Records for the exercise.
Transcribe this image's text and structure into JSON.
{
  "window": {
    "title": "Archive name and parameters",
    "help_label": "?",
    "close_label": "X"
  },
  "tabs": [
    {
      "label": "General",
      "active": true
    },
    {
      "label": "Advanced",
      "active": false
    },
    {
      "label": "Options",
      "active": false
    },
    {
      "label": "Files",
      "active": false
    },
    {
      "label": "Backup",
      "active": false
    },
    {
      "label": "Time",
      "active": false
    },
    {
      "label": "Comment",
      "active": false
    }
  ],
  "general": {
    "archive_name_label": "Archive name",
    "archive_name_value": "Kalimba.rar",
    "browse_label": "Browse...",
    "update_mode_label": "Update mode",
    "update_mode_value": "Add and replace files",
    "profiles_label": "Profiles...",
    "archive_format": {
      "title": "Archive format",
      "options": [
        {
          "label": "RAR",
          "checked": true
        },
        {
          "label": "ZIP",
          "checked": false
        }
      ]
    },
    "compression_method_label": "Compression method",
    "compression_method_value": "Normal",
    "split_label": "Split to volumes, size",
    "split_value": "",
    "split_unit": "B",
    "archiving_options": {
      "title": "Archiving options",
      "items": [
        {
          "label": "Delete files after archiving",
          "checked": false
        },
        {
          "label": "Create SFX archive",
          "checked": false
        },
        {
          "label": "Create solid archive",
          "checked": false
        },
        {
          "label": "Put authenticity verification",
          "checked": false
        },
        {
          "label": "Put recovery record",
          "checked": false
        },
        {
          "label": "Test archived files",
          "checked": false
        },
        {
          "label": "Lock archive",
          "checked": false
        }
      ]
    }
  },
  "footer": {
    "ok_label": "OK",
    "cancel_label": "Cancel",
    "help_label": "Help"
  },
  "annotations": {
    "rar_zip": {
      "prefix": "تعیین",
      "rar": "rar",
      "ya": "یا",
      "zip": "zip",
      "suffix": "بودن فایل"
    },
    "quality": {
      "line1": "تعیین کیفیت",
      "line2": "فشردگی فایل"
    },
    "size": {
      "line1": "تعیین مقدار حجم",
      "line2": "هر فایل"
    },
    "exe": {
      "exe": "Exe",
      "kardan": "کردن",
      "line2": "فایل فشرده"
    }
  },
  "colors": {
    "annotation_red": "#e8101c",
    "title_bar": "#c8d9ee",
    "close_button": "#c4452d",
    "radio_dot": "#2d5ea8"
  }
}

Problem statement. Exactly reproduce every line found in the records.

Task output.
Transcribe this image's text and structure into JSON.
{
  "window": {
    "title": "Archive name and parameters",
    "help_label": "?",
    "close_label": "X"
  },
  "tabs": [
    {
      "label": "General",
      "active": true
    },
    {
      "label": "Advanced",
      "active": false
    },
    {
      "label": "Options",
      "active": false
    },
    {
      "label": "Files",
      "active": false
    },
    {
      "label": "Backup",
      "active": false
    },
    {
      "label": "Time",
      "active": false
    },
    {
      "label": "Comment",
      "active": false
    }
  ],
  "general": {
    "archive_name_label": "Archive name",
    "archive_name_value": "Kalimba.rar",
    "browse_label": "Browse...",
    "update_mode_label": "Update mode",
    "update_mode_value": "Add and replace files",
    "profiles_label": "Profiles...",
    "archive_format": {
      "title": "Archive format",
      "options": [
        {
          "label": "RAR",
          "checked": true
        },
        {
          "label": "ZIP",
          "checked": false
        }
      ]
    },
    "compression_method_label": "Compression method",
    "compression_method_value": "Normal",
    "split_label": "Split to volumes, size",
    "split_value": "",
    "split_unit": "B",
    "archiving_options": {
      "title": "Archiving options",
      "items": [
        {
          "label": "Delete files after archiving",
          "checked": false
        },
        {
          "label": "Create SFX archive",
          "checked": false
        },
        {
          "label": "Create solid archive",
          "checked": false
        },
        {
          "label": "Put authenticity verification",
          "checked": false
        },
        {
          "label": "Put recovery record",
          "checked": false
        },
        {
          "label": "Test archived files",
          "checked": false
        },
        {
          "label": "Lock archive",
          "checked": false
        }
      ]
    }
  },
  "footer": {
    "ok_label": "OK",
    "cancel_label": "Cancel",
    "help_label": "Help"
  },
  "annotations": {
    "rar_zip": {
      "prefix": "تعیین",
      "rar": "rar",
      "ya": "یا",
      "zip": "zip",
      "suffix": "بودن فایل"
    },
    "quality": {
      "line1": "تعیین کیفیت",
      "line2": "فشردگی فایل"
    },
    "size": {
      "line1": "تعیین مقدار حجم",
      "line2": "هر فایل"
    },
    "exe": {
      "exe": "Exe",
      "kardan": "کردن",
      "line2": "فایل فشرده"
    }
  },
  "colors": {
    "annotation_red": "#e8101c",
    "title_bar": "#c8d9ee",
    "close_button": "#c4452d",
    "radio_dot": "#2d5ea8"
  }
}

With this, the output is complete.